* [Exercise brief] Exactly as written, please set down all of the entries again, with no pictures.

* [Exercise data]
------------
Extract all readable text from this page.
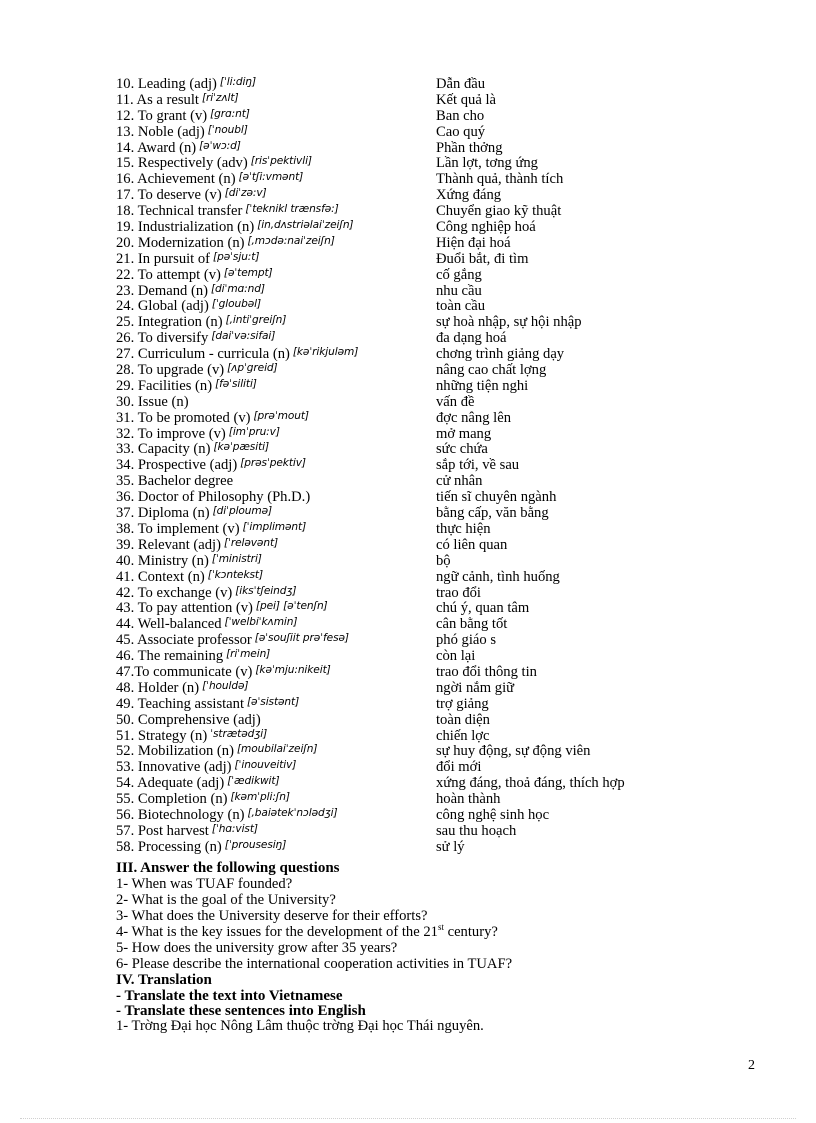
10. Leading (adj) [ˈli:diŋ]	Dẫn đầu
11. As a result [riˈzʌlt]	Kết quả là
12. To grant (v) [grɑ:nt]	Ban cho
13. Noble (adj) [ˈnoubl]	Cao quý
14. Award (n) [əˈwɔ:d]	Phần thởng
15. Respectively (adv) [risˈpektivli]	Lần lợt, tơng ứng
16. Achievement (n) [əˈtʃi:vmənt]	Thành quả, thành tích
17. To deserve (v) [diˈzə:v]	Xứng đáng
18. Technical transfer [ˈteknikl trænsfə:]	Chuyển giao kỹ thuật
19. Industrialization (n) [in,dʌstriəlaiˈzeiʃn]	Công nghiệp hoá
20. Modernization (n) [,mɔdə:naiˈzeiʃn]	Hiện đại hoá
21. In pursuit of [pəˈsju:t]	Đuổi bắt, đi tìm
22. To attempt (v) [əˈtempt]	cố gắng
23. Demand (n) [diˈmɑ:nd]	nhu cầu
24. Global (adj) [ˈgloubəl]	toàn cầu
25. Integration (n) [,intiˈgreiʃn]	sự hoà nhập, sự hội nhập
26. To diversify [daiˈvə:sifai]	đa dạng hoá
27. Curriculum - curricula (n) [kəˈrikjuləm]	chơng trình giảng dạy
28. To upgrade (v) [ʌpˈgreid]	nâng cao chất lợng
29. Facilities (n) [fəˈsiliti]	những tiện nghi
30. Issue (n)	vấn đề
31. To be promoted (v) [prəˈmout]	đợc nâng lên
32. To improve (v) [imˈpru:v]	mở mang
33. Capacity (n) [kəˈpæsiti]	sức chứa
34. Prospective (adj) [prəsˈpektiv]	sắp tới, về sau
35. Bachelor degree	cử nhân
36. Doctor of Philosophy (Ph.D.)	tiến sĩ chuyên ngành
37. Diploma (n) [diˈploumə]	bằng cấp, văn bằng
38. To implement (v) [ˈimplimənt]	thực hiện
39. Relevant (adj) [ˈreləvənt]	có liên quan
40. Ministry (n) [ˈministri]	bộ
41. Context (n) [ˈkɔntekst]	ngữ cảnh, tình huống
42. To exchange (v) [iksˈtʃeindʒ]	trao đổi
43. To pay attention (v) [pei] [əˈtenʃn]	chú ý, quan tâm
44. Well-balanced [ˈwelbiˈkʌmin]	cân bằng tốt
45. Associate professor [əˈsouʃiit prəˈfesə]	phó giáo s
46. The remaining [riˈmein]	còn lại
47.To communicate (v) [kəˈmju:nikeit]	trao đổi thông tin
48. Holder (n) [ˈhouldə]	ngời nắm giữ
49. Teaching assistant [əˈsistənt]	trợ giảng
50. Comprehensive (adj)	toàn diện
51. Strategy (n) $^{ˈstrætədʒi]}$	chiến lợc
52. Mobilization (n) [moubilaiˈzeiʃn]	sự huy động, sự động viên
53. Innovative (adj) [ˈinouveitiv]	đổi mới
54. Adequate (adj) [ˈædikwit]	xứng đáng, thoả đáng, thích hợp
55. Completion (n) [kəmˈpli:ʃn]	hoàn thành
56. Biotechnology (n) [,baiətekˈnɔlədʒi]	công nghệ sinh học
57. Post harvest [ˈhɑ:vist]	sau thu hoạch
58. Processing (n) [ˈprousesiŋ]	sử lý
III. Answer the following questions
1- When was TUAF founded?
2- What is the goal of the University?
3- What does the University deserve for their efforts?
4- What is the key issues for the development of the 21st century?
5- How does the university grow after 35 years?
6- Please describe the international cooperation activities in TUAF?
IV. Translation
- Translate the text into Vietnamese
- Translate these sentences into English
1- Trờng Đại học Nông Lâm thuộc trờng Đại học Thái nguyên.
2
------------
* [Answer to this problem]
Extract all readable text from this page.
10. Leading (adj) [ˈli:diŋ]	Dẫn đầu
11. As a result [riˈzʌlt]	Kết quả là
12. To grant (v) [grɑ:nt]	Ban cho
13. Noble (adj) [ˈnoubl]	Cao quý
14. Award (n) [əˈwɔ:d]	Phần thởng
15. Respectively (adv) [risˈpektivli]	Lần lợt, tơng ứng
16. Achievement (n) [əˈtʃi:vmənt]	Thành quả, thành tích
17. To deserve (v) [diˈzə:v]	Xứng đáng
18. Technical transfer [ˈteknikl trænsfə:]	Chuyển giao kỹ thuật
19. Industrialization (n) [in,dʌstriəlaiˈzeiʃn]	Công nghiệp hoá
20. Modernization (n) [,mɔdə:naiˈzeiʃn]	Hiện đại hoá
21. In pursuit of [pəˈsju:t]	Đuổi bắt, đi tìm
22. To attempt (v) [əˈtempt]	cố gắng
23. Demand (n) [diˈmɑ:nd]	nhu cầu
24. Global (adj) [ˈgloubəl]	toàn cầu
25. Integration (n) [,intiˈgreiʃn]	sự hoà nhập, sự hội nhập
26. To diversify [daiˈvə:sifai]	đa dạng hoá
27. Curriculum - curricula (n) [kəˈrikjuləm]	chơng trình giảng dạy
28. To upgrade (v) [ʌpˈgreid]	nâng cao chất lợng
29. Facilities (n) [fəˈsiliti]	những tiện nghi
30. Issue (n)	vấn đề
31. To be promoted (v) [prəˈmout]	đợc nâng lên
32. To improve (v) [imˈpru:v]	mở mang
33. Capacity (n) [kəˈpæsiti]	sức chứa
34. Prospective (adj) [prəsˈpektiv]	sắp tới, về sau
35. Bachelor degree	cử nhân
36. Doctor of Philosophy (Ph.D.)	tiến sĩ chuyên ngành
37. Diploma (n) [diˈploumə]	bằng cấp, văn bằng
38. To implement (v) [ˈimplimənt]	thực hiện
39. Relevant (adj) [ˈreləvənt]	có liên quan
40. Ministry (n) [ˈministri]	bộ
41. Context (n) [ˈkɔntekst]	ngữ cảnh, tình huống
42. To exchange (v) [iksˈtʃeindʒ]	trao đổi
43. To pay attention (v) [pei] [əˈtenʃn]	chú ý, quan tâm
44. Well-balanced [ˈwelbiˈkʌmin]	cân bằng tốt
45. Associate professor [əˈsouʃiit prəˈfesə]	phó giáo s
46. The remaining [riˈmein]	còn lại
47.To communicate (v) [kəˈmju:nikeit]	trao đổi thông tin
48. Holder (n) [ˈhouldə]	ngời nắm giữ
49. Teaching assistant [əˈsistənt]	trợ giảng
50. Comprehensive (adj)	toàn diện
51. Strategy (n) $^{ˈstrætədʒi]}$	chiến lợc
52. Mobilization (n) [moubilaiˈzeiʃn]	sự huy động, sự động viên
53. Innovative (adj) [ˈinouveitiv]	đổi mới
54. Adequate (adj) [ˈædikwit]	xứng đáng, thoả đáng, thích hợp
55. Completion (n) [kəmˈpli:ʃn]	hoàn thành
56. Biotechnology (n) [,baiətekˈnɔlədʒi]	công nghệ sinh học
57. Post harvest [ˈhɑ:vist]	sau thu hoạch
58. Processing (n) [ˈprousesiŋ]	sử lý
III. Answer the following questions
1- When was TUAF founded?
2- What is the goal of the University?
3- What does the University deserve for their efforts?
4- What is the key issues for the development of the 21st century?
5- How does the university grow after 35 years?
6- Please describe the international cooperation activities in TUAF?
IV. Translation
- Translate the text into Vietnamese
- Translate these sentences into English
1- Trờng Đại học Nông Lâm thuộc trờng Đại học Thái nguyên.
2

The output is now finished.